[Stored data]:
===============

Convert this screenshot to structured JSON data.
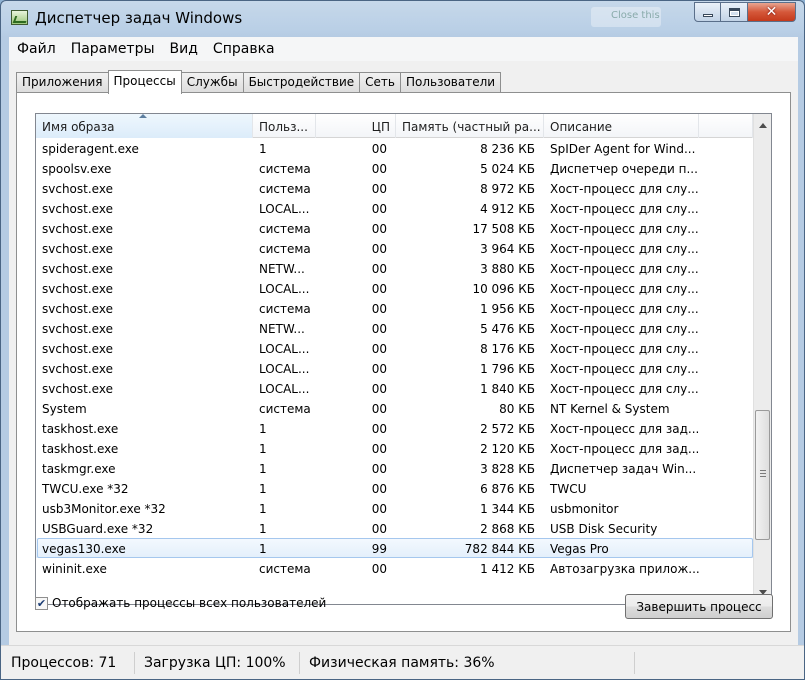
{
  "window": {
    "title": "Диспетчер задач Windows",
    "background_hint": "Close this"
  },
  "menu": [
    "Файл",
    "Параметры",
    "Вид",
    "Справка"
  ],
  "tabs": [
    "Приложения",
    "Процессы",
    "Службы",
    "Быстродействие",
    "Сеть",
    "Пользователи"
  ],
  "active_tab": "Процессы",
  "table": {
    "columns": [
      "Имя образа",
      "Польз...",
      "ЦП",
      "Память (частный ра...",
      "Описание"
    ],
    "rows": [
      [
        "spideragent.exe",
        "1",
        "00",
        "8 236 КБ",
        "SpIDer Agent for Wind..."
      ],
      [
        "spoolsv.exe",
        "система",
        "00",
        "5 024 КБ",
        "Диспетчер очереди п..."
      ],
      [
        "svchost.exe",
        "система",
        "00",
        "8 972 КБ",
        "Хост-процесс для слу..."
      ],
      [
        "svchost.exe",
        "LOCAL...",
        "00",
        "4 912 КБ",
        "Хост-процесс для слу..."
      ],
      [
        "svchost.exe",
        "система",
        "00",
        "17 508 КБ",
        "Хост-процесс для слу..."
      ],
      [
        "svchost.exe",
        "система",
        "00",
        "3 964 КБ",
        "Хост-процесс для слу..."
      ],
      [
        "svchost.exe",
        "NETW...",
        "00",
        "3 880 КБ",
        "Хост-процесс для слу..."
      ],
      [
        "svchost.exe",
        "LOCAL...",
        "00",
        "10 096 КБ",
        "Хост-процесс для слу..."
      ],
      [
        "svchost.exe",
        "система",
        "00",
        "1 956 КБ",
        "Хост-процесс для слу..."
      ],
      [
        "svchost.exe",
        "NETW...",
        "00",
        "5 476 КБ",
        "Хост-процесс для слу..."
      ],
      [
        "svchost.exe",
        "LOCAL...",
        "00",
        "8 176 КБ",
        "Хост-процесс для слу..."
      ],
      [
        "svchost.exe",
        "LOCAL...",
        "00",
        "1 796 КБ",
        "Хост-процесс для слу..."
      ],
      [
        "svchost.exe",
        "LOCAL...",
        "00",
        "1 840 КБ",
        "Хост-процесс для слу..."
      ],
      [
        "System",
        "система",
        "00",
        "80 КБ",
        "NT Kernel & System"
      ],
      [
        "taskhost.exe",
        "1",
        "00",
        "2 572 КБ",
        "Хост-процесс для зад..."
      ],
      [
        "taskhost.exe",
        "1",
        "00",
        "2 120 КБ",
        "Хост-процесс для зад..."
      ],
      [
        "taskmgr.exe",
        "1",
        "00",
        "3 828 КБ",
        "Диспетчер задач Win..."
      ],
      [
        "TWCU.exe *32",
        "1",
        "00",
        "6 876 КБ",
        "TWCU"
      ],
      [
        "usb3Monitor.exe *32",
        "1",
        "00",
        "1 344 КБ",
        "usbmonitor"
      ],
      [
        "USBGuard.exe *32",
        "1",
        "00",
        "2 868 КБ",
        "USB Disk Security"
      ],
      [
        "vegas130.exe",
        "1",
        "99",
        "782 844 КБ",
        "Vegas Pro"
      ],
      [
        "wininit.exe",
        "система",
        "00",
        "1 412 КБ",
        "Автозагрузка прилож..."
      ]
    ],
    "selected_row": 20
  },
  "show_all_users": {
    "label": "Отображать процессы всех пользователей",
    "checked": true
  },
  "end_process_button": "Завершить процесс",
  "status": {
    "processes": "Процессов: 71",
    "cpu": "Загрузка ЦП: 100%",
    "memory": "Физическая память: 36%"
  }
}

===============

[Stated problem]: Repeat each entry above word for word, leaving every picture out.

[Exercise response]:
Convert this screenshot to structured JSON data.
{
  "window": {
    "title": "Диспетчер задач Windows",
    "background_hint": "Close this"
  },
  "menu": [
    "Файл",
    "Параметры",
    "Вид",
    "Справка"
  ],
  "tabs": [
    "Приложения",
    "Процессы",
    "Службы",
    "Быстродействие",
    "Сеть",
    "Пользователи"
  ],
  "active_tab": "Процессы",
  "table": {
    "columns": [
      "Имя образа",
      "Польз...",
      "ЦП",
      "Память (частный ра...",
      "Описание"
    ],
    "rows": [
      [
        "spideragent.exe",
        "1",
        "00",
        "8 236 КБ",
        "SpIDer Agent for Wind..."
      ],
      [
        "spoolsv.exe",
        "система",
        "00",
        "5 024 КБ",
        "Диспетчер очереди п..."
      ],
      [
        "svchost.exe",
        "система",
        "00",
        "8 972 КБ",
        "Хост-процесс для слу..."
      ],
      [
        "svchost.exe",
        "LOCAL...",
        "00",
        "4 912 КБ",
        "Хост-процесс для слу..."
      ],
      [
        "svchost.exe",
        "система",
        "00",
        "17 508 КБ",
        "Хост-процесс для слу..."
      ],
      [
        "svchost.exe",
        "система",
        "00",
        "3 964 КБ",
        "Хост-процесс для слу..."
      ],
      [
        "svchost.exe",
        "NETW...",
        "00",
        "3 880 КБ",
        "Хост-процесс для слу..."
      ],
      [
        "svchost.exe",
        "LOCAL...",
        "00",
        "10 096 КБ",
        "Хост-процесс для слу..."
      ],
      [
        "svchost.exe",
        "система",
        "00",
        "1 956 КБ",
        "Хост-процесс для слу..."
      ],
      [
        "svchost.exe",
        "NETW...",
        "00",
        "5 476 КБ",
        "Хост-процесс для слу..."
      ],
      [
        "svchost.exe",
        "LOCAL...",
        "00",
        "8 176 КБ",
        "Хост-процесс для слу..."
      ],
      [
        "svchost.exe",
        "LOCAL...",
        "00",
        "1 796 КБ",
        "Хост-процесс для слу..."
      ],
      [
        "svchost.exe",
        "LOCAL...",
        "00",
        "1 840 КБ",
        "Хост-процесс для слу..."
      ],
      [
        "System",
        "система",
        "00",
        "80 КБ",
        "NT Kernel & System"
      ],
      [
        "taskhost.exe",
        "1",
        "00",
        "2 572 КБ",
        "Хост-процесс для зад..."
      ],
      [
        "taskhost.exe",
        "1",
        "00",
        "2 120 КБ",
        "Хост-процесс для зад..."
      ],
      [
        "taskmgr.exe",
        "1",
        "00",
        "3 828 КБ",
        "Диспетчер задач Win..."
      ],
      [
        "TWCU.exe *32",
        "1",
        "00",
        "6 876 КБ",
        "TWCU"
      ],
      [
        "usb3Monitor.exe *32",
        "1",
        "00",
        "1 344 КБ",
        "usbmonitor"
      ],
      [
        "USBGuard.exe *32",
        "1",
        "00",
        "2 868 КБ",
        "USB Disk Security"
      ],
      [
        "vegas130.exe",
        "1",
        "99",
        "782 844 КБ",
        "Vegas Pro"
      ],
      [
        "wininit.exe",
        "система",
        "00",
        "1 412 КБ",
        "Автозагрузка прилож..."
      ]
    ],
    "selected_row": 20
  },
  "show_all_users": {
    "label": "Отображать процессы всех пользователей",
    "checked": true
  },
  "end_process_button": "Завершить процесс",
  "status": {
    "processes": "Процессов: 71",
    "cpu": "Загрузка ЦП: 100%",
    "memory": "Физическая память: 36%"
  }
}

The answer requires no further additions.